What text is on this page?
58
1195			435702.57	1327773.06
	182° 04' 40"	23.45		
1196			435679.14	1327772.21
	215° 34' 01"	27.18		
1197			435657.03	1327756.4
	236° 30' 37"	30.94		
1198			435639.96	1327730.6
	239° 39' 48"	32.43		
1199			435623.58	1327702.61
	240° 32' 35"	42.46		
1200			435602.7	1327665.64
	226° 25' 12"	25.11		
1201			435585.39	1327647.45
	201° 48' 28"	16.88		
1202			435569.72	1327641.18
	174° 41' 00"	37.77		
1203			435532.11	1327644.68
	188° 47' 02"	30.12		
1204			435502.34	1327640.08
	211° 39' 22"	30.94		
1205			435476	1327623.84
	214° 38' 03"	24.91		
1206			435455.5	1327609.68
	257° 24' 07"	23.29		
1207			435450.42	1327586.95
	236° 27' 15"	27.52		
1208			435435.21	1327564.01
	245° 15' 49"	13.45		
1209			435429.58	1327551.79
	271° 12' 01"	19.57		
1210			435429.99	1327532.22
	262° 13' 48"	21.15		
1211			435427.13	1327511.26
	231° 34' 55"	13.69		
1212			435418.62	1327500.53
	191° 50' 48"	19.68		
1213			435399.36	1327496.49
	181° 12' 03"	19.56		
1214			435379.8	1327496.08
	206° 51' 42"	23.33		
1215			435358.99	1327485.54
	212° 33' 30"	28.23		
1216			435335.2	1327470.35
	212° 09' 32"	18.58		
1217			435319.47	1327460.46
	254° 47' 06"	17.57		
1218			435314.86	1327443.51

━━━━━━

_Task objective_
The records above should be returned exactly.

_Result of the task_
What text is on this page?
58
1195			435702.57	1327773.06
	182° 04' 40"	23.45		
1196			435679.14	1327772.21
	215° 34' 01"	27.18		
1197			435657.03	1327756.4
	236° 30' 37"	30.94		
1198			435639.96	1327730.6
	239° 39' 48"	32.43		
1199			435623.58	1327702.61
	240° 32' 35"	42.46		
1200			435602.7	1327665.64
	226° 25' 12"	25.11		
1201			435585.39	1327647.45
	201° 48' 28"	16.88		
1202			435569.72	1327641.18
	174° 41' 00"	37.77		
1203			435532.11	1327644.68
	188° 47' 02"	30.12		
1204			435502.34	1327640.08
	211° 39' 22"	30.94		
1205			435476	1327623.84
	214° 38' 03"	24.91		
1206			435455.5	1327609.68
	257° 24' 07"	23.29		
1207			435450.42	1327586.95
	236° 27' 15"	27.52		
1208			435435.21	1327564.01
	245° 15' 49"	13.45		
1209			435429.58	1327551.79
	271° 12' 01"	19.57		
1210			435429.99	1327532.22
	262° 13' 48"	21.15		
1211			435427.13	1327511.26
	231° 34' 55"	13.69		
1212			435418.62	1327500.53
	191° 50' 48"	19.68		
1213			435399.36	1327496.49
	181° 12' 03"	19.56		
1214			435379.8	1327496.08
	206° 51' 42"	23.33		
1215			435358.99	1327485.54
	212° 33' 30"	28.23		
1216			435335.2	1327470.35
	212° 09' 32"	18.58		
1217			435319.47	1327460.46
	254° 47' 06"	17.57		
1218			435314.86	1327443.51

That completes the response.